Supplied passage =
Fall from AMK flat: Mother blames herself for daughter's death
Girl, 6, who fell to her death from 11th-storey flat, had been alone at home for more than five hours
As the body of little Christina Goh lay at Mandai Crematorium on Wednesday evening, her mother was inconsolable.
She wept as she blamed herself for leaving her daughter at home alone for more than five hours on Tuesday while she attended a class.
Neighbours saw the six-year-old by an open window of an 11th-storey flat at Block 637 Ang Mo Kio Avenue 6 screaming, "Daddy! Daddy!", several times.
Her body was later found at the foot of the block.
Choking up as she spoke to Chinese-language evening daily Lianhe Wanbao after the cremation, the mother, 40, reproached herself with "should" and "if only".
Wanting to be known only as Mrs Goh, she said she rarely left Christina at home alone, and she could not stop blaming herself for forgetting to lock the windows that fateful day.
"I should have first called home after class to comfort my daughter (about leaving her alone at home). If only I had done that, or reached home 10 minutes earlier, maybe nothing would have happened to her," she said.
Mrs Goh, who is studying for a nursing diploma at Nanyang Polytechnic, said she usually placed Christina at a childcare centre when she had classes.
But on Tuesday, the centre was open for only half a day, so she left Christina at home when she left at noon for the poly, which is about a 10-minute walk away.
Her husband was at work as usual and her eight-year-old son had gone to a student care centre after school.
Mrs Goh hurried home after her lessons ended at about 5pm. But when she entered the flat, Christina was nowhere in sight and the kitchen windows were open. When she looked down, she saw Christina lying on the ground, as paramedics tried to resuscitate her.
Mrs Goh rushed downstairs and saw that Christina's nose and mouth were bleeding.
"I touched her little hand and her back, and I could still feel the warmth of her body," she told Wanbao. "I kept asking the paramedics why they weren't taking her to the hospital, they said my daughter no longer had a heartbeat."
After Mrs Goh's husband heard about the tragedy, he rushed to the scene, where the police took the parents' statements separately.
'MY MIND WENT BLANK'
Madam Ruby Arun, 33, who lives in an eighth-storey flat in the opposite block, said she heard a loud thud from the kitchen and was shocked to see the girl's body on the ground.
"My mind went blank. I didn't know what to do next," she told The New Paper on Wednesday.
The housewife, who has young children, then called her uncle over and they shouted to other neighbours for help.

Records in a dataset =
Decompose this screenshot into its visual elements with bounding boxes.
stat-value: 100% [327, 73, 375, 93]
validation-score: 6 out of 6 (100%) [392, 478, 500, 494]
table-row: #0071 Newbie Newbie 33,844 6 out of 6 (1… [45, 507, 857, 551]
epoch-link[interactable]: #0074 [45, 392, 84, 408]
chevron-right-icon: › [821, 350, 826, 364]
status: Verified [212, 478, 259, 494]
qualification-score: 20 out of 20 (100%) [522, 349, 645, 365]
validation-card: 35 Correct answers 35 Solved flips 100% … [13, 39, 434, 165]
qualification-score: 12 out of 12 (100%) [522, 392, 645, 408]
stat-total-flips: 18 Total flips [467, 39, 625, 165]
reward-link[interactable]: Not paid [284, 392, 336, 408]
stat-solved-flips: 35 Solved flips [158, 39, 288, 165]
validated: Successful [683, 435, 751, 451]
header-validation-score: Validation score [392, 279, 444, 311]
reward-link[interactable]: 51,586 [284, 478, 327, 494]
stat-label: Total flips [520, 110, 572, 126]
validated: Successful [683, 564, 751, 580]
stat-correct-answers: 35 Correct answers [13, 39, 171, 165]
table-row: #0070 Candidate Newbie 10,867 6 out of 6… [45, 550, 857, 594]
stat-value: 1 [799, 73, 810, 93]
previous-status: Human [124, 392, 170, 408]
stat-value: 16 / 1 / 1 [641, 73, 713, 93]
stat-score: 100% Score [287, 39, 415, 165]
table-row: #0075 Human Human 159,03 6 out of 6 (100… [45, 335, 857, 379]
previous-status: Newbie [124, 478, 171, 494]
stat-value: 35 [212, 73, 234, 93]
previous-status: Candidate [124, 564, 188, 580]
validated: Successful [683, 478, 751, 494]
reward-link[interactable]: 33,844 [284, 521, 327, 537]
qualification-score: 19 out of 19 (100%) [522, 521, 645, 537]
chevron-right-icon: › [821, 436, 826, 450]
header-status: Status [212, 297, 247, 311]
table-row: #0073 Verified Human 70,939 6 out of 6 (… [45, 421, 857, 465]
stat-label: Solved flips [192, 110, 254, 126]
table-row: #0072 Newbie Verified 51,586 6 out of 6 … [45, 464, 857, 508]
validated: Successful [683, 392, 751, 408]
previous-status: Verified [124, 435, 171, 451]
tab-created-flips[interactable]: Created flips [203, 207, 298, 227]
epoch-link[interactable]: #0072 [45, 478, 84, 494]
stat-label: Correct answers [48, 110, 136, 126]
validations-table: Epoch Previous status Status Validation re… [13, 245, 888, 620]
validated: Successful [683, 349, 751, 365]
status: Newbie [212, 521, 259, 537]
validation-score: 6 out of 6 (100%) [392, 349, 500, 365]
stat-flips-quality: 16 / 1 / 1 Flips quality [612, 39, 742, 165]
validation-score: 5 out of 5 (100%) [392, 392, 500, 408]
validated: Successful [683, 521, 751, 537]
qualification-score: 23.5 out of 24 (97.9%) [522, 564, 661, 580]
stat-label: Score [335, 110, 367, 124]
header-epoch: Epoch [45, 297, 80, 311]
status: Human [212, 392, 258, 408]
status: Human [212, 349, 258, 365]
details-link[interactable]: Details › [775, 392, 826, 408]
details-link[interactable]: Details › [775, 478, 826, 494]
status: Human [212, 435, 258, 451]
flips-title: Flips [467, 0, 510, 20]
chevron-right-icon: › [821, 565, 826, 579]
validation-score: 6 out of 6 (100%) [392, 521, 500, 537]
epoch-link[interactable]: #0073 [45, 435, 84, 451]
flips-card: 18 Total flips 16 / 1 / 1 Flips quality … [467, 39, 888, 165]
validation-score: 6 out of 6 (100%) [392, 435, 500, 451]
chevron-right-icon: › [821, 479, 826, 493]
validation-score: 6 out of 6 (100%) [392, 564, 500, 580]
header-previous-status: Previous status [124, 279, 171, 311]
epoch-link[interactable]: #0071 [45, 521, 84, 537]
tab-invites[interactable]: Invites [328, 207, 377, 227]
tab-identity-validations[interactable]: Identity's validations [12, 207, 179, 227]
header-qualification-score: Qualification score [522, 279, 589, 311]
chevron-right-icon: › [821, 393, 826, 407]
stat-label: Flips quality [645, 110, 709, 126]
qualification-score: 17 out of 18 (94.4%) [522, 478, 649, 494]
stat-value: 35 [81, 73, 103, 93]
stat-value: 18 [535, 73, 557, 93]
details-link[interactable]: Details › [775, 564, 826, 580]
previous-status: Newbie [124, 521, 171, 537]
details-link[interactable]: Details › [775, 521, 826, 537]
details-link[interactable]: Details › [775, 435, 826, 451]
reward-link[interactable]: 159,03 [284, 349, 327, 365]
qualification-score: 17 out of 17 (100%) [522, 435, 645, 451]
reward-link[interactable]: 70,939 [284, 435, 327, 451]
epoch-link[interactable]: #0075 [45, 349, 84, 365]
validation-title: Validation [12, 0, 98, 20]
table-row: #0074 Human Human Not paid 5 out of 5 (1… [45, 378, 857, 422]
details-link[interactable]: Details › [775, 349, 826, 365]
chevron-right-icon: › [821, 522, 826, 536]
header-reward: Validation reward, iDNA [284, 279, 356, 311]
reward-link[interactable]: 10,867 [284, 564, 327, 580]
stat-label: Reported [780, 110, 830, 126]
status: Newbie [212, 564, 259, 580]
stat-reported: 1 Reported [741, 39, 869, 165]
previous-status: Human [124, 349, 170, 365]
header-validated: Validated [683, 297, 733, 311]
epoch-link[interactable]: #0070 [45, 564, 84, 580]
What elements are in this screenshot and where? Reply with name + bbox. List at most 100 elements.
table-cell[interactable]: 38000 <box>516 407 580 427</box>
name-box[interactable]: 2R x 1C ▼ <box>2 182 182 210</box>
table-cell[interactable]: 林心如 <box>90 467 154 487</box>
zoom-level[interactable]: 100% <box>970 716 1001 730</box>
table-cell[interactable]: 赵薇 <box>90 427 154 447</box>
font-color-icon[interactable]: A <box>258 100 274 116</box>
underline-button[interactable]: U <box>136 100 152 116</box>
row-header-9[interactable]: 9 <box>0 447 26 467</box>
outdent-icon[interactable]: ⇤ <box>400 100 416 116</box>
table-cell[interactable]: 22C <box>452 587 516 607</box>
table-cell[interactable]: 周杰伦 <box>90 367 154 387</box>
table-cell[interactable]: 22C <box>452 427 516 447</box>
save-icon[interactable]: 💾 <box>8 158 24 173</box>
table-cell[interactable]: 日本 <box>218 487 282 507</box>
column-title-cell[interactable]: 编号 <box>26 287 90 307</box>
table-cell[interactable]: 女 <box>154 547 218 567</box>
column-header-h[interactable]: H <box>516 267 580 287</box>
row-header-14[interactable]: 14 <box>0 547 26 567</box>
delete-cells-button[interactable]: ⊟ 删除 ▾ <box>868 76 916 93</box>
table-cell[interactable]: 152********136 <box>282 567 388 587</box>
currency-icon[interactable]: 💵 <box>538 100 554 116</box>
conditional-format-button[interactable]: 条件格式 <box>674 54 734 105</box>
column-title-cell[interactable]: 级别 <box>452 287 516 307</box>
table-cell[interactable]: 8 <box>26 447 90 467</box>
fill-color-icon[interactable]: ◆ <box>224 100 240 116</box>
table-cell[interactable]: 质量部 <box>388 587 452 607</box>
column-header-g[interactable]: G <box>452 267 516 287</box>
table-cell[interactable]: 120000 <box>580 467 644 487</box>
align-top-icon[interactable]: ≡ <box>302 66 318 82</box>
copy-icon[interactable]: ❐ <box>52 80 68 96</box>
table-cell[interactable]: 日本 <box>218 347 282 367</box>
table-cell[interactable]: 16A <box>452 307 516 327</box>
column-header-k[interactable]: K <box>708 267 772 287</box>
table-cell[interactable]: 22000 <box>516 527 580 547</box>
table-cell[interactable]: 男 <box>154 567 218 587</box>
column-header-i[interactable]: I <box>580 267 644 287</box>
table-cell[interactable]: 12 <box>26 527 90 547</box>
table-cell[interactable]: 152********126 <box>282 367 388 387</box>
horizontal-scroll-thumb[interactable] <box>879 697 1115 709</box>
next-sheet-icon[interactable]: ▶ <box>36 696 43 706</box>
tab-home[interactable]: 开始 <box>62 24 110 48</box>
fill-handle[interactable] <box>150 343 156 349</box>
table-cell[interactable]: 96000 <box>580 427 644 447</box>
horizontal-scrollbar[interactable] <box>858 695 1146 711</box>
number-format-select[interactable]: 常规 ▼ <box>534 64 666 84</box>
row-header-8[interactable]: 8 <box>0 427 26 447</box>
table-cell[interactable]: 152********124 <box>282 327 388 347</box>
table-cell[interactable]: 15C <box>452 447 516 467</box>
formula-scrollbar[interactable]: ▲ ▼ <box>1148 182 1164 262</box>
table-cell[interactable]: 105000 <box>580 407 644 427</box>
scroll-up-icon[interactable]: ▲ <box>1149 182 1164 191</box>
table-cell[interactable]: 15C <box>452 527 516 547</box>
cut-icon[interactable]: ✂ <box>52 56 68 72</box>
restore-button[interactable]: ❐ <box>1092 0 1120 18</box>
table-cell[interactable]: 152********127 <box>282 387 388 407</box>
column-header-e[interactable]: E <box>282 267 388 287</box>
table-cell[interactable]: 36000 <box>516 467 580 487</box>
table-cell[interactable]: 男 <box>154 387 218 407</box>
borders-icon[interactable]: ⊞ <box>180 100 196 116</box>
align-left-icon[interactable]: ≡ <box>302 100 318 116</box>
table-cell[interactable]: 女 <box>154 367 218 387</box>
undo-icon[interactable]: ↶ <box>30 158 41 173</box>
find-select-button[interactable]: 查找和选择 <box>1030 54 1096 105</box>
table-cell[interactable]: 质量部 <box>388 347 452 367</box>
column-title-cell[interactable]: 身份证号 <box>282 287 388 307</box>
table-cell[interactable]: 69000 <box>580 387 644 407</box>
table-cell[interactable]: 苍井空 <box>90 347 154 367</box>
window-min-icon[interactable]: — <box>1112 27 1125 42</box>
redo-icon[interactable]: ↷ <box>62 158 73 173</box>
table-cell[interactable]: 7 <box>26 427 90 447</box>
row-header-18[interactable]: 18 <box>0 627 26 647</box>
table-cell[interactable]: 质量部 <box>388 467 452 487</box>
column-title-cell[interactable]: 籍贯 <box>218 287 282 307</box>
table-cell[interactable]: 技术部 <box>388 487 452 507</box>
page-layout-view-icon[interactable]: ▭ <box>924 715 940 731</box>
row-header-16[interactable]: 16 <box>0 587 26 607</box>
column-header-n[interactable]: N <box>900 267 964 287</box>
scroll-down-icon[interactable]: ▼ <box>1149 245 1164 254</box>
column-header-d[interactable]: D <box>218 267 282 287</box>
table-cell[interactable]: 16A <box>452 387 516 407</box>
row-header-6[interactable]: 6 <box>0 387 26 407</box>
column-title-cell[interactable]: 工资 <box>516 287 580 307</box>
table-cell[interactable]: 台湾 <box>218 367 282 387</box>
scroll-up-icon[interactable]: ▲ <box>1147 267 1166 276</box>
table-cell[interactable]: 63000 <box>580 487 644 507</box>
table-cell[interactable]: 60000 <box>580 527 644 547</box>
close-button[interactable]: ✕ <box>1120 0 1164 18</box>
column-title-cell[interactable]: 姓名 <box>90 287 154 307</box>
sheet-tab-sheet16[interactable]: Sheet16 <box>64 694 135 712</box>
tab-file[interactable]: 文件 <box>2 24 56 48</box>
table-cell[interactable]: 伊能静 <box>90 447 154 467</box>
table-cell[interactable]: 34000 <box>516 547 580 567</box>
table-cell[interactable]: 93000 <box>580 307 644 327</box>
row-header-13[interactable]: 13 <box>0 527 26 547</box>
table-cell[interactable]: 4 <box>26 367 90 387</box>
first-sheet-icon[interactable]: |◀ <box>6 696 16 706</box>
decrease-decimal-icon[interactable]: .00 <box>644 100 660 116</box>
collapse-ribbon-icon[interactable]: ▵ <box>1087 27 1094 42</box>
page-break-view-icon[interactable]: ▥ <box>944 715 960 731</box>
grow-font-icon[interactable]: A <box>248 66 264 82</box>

Your objective = Translate this sentence from the article on the Ang Mo Kio flat fall into Spanish: "Mrs Goh rushed downstairs and saw that Christina's nose and mouth were bleeding."

Answer space = La señora Goh bajó corriendo y vio que a Christina le sangraban la nariz y la boca.